[start]
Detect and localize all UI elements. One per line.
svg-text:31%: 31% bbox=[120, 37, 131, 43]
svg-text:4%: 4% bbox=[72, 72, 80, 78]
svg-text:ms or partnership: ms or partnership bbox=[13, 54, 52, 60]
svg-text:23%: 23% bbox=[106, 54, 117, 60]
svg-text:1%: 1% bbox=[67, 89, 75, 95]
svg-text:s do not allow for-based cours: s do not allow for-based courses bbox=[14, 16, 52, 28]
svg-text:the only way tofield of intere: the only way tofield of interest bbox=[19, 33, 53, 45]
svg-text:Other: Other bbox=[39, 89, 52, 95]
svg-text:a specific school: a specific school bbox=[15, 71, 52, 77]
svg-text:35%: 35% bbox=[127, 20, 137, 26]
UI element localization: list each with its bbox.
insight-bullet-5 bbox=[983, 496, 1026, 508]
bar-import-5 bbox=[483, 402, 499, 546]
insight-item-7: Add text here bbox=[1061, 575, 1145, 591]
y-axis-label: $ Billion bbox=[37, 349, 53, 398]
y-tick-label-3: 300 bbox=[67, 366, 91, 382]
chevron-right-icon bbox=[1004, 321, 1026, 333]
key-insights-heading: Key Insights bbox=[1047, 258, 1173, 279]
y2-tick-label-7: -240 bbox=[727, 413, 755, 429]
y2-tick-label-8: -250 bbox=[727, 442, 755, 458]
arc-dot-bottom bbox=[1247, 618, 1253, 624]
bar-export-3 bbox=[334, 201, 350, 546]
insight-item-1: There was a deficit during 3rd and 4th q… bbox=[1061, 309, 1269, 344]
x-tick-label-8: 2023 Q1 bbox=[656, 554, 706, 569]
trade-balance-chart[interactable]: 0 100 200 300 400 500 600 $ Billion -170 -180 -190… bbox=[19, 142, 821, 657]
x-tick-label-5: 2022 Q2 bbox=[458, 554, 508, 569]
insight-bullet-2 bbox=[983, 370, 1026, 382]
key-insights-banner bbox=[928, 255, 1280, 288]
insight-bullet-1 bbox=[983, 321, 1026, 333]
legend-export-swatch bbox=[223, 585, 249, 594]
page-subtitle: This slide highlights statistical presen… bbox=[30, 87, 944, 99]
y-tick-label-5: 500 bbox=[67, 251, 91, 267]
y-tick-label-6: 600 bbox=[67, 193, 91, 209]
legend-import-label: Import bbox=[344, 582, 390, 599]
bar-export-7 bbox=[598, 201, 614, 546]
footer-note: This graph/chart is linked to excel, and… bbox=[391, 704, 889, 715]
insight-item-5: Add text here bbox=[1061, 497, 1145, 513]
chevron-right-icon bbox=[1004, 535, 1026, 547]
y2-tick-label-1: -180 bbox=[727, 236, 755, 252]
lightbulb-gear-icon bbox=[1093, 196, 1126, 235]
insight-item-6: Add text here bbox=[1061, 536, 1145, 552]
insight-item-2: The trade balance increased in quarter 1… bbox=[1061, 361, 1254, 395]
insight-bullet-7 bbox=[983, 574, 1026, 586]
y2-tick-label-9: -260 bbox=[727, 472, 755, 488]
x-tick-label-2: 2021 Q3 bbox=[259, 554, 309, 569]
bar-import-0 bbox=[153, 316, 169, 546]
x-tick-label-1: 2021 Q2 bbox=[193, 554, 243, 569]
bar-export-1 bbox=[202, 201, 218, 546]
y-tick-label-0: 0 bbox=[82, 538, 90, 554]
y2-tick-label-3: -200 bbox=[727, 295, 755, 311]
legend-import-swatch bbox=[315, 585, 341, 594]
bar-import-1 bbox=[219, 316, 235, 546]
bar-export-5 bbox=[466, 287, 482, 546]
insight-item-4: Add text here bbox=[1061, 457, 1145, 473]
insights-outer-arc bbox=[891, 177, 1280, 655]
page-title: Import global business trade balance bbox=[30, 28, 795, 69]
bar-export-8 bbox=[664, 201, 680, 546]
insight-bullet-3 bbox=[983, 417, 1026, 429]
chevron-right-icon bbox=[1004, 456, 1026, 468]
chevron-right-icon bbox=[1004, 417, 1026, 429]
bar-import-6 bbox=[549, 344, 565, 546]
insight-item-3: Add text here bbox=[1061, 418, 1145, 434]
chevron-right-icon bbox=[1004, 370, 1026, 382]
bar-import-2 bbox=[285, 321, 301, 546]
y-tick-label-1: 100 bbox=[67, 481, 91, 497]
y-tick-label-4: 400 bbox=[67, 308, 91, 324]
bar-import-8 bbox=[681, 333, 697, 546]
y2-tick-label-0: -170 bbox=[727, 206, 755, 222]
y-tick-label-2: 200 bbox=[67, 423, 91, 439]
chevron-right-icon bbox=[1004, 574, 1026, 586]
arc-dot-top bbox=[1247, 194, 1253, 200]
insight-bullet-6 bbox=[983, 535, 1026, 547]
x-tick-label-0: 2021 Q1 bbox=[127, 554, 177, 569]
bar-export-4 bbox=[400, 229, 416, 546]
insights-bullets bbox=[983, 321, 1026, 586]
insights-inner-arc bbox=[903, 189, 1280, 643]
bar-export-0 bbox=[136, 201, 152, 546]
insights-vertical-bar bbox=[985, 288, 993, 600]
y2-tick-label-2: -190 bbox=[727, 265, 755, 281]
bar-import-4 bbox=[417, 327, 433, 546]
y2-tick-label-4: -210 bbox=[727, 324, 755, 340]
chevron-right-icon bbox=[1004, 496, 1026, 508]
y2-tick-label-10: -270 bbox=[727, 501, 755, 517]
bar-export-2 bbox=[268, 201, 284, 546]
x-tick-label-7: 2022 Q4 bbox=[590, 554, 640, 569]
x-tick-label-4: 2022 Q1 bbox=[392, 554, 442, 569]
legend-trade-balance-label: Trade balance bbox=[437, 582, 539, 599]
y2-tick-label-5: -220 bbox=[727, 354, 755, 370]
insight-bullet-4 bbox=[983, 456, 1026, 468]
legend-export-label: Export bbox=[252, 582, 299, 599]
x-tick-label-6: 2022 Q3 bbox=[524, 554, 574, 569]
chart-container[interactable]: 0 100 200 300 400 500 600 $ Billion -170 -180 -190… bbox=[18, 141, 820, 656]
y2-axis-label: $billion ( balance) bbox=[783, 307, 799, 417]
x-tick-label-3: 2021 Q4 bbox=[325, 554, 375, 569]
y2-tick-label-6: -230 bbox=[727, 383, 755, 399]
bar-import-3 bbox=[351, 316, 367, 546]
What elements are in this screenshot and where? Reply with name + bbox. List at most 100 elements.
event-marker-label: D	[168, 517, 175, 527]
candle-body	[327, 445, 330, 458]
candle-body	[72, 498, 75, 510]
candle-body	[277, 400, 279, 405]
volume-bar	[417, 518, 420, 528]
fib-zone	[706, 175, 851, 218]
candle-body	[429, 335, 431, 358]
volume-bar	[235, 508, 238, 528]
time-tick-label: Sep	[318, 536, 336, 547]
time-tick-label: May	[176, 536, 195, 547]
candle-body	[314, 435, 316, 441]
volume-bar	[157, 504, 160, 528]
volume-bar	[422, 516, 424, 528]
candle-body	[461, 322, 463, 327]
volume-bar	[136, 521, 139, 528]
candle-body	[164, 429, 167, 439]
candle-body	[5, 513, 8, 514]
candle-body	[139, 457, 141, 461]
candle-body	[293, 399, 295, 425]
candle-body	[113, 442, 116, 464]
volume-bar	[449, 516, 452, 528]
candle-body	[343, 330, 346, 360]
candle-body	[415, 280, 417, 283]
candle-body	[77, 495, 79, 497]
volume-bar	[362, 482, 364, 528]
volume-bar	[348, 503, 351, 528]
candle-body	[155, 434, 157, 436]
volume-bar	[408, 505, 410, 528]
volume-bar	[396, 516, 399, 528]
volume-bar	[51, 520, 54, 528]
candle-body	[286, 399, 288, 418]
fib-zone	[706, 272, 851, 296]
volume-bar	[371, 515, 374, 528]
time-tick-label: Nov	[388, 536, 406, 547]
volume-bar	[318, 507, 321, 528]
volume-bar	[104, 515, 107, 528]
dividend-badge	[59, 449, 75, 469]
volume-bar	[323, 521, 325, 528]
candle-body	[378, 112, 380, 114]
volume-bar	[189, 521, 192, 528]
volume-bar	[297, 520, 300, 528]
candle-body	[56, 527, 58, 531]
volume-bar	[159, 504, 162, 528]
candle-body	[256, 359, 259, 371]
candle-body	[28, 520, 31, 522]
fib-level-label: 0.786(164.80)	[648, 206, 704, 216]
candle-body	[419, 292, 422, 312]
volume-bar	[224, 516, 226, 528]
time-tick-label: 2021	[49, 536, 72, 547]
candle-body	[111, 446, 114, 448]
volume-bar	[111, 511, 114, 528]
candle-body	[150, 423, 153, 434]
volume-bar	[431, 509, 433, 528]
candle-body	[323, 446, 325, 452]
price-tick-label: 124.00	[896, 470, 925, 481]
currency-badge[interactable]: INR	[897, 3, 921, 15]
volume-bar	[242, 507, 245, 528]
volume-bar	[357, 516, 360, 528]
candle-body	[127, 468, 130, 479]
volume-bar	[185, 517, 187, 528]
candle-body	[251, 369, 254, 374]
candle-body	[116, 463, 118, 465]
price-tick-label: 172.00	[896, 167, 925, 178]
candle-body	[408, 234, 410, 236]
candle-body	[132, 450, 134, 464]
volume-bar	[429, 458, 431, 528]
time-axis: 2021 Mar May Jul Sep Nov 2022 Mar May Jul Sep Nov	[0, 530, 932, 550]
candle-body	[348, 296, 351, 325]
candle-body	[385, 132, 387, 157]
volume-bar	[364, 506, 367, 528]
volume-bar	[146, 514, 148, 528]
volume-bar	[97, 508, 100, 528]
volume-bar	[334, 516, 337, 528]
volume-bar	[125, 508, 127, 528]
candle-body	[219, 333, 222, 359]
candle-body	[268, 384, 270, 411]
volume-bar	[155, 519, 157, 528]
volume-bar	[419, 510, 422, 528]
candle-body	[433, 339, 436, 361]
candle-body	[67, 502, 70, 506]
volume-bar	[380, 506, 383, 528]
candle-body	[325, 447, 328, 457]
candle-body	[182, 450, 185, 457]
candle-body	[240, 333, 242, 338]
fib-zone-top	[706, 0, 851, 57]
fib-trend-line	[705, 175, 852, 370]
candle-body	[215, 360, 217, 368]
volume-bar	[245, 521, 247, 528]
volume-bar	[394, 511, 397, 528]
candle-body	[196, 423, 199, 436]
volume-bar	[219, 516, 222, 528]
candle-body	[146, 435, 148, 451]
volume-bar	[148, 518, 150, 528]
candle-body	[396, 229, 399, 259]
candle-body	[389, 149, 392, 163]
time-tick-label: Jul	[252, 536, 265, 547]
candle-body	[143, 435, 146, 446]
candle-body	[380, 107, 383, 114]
[end]
:: DIRECTIVE ::
List every line of the records that contains the string "chart", matching case exactly.

:: FINISHED ANSWER ::
trade-balance-chart[interactable]: 0 100 200 300 400 500 600 $ Billion -170 -180 -190… bbox=[19, 142, 821, 657]
footer-note: This graph/chart is linked to excel, and… bbox=[391, 704, 889, 715]
chart-container[interactable]: 0 100 200 300 400 500 600 $ Billion -170 -180 -190… bbox=[18, 141, 820, 656]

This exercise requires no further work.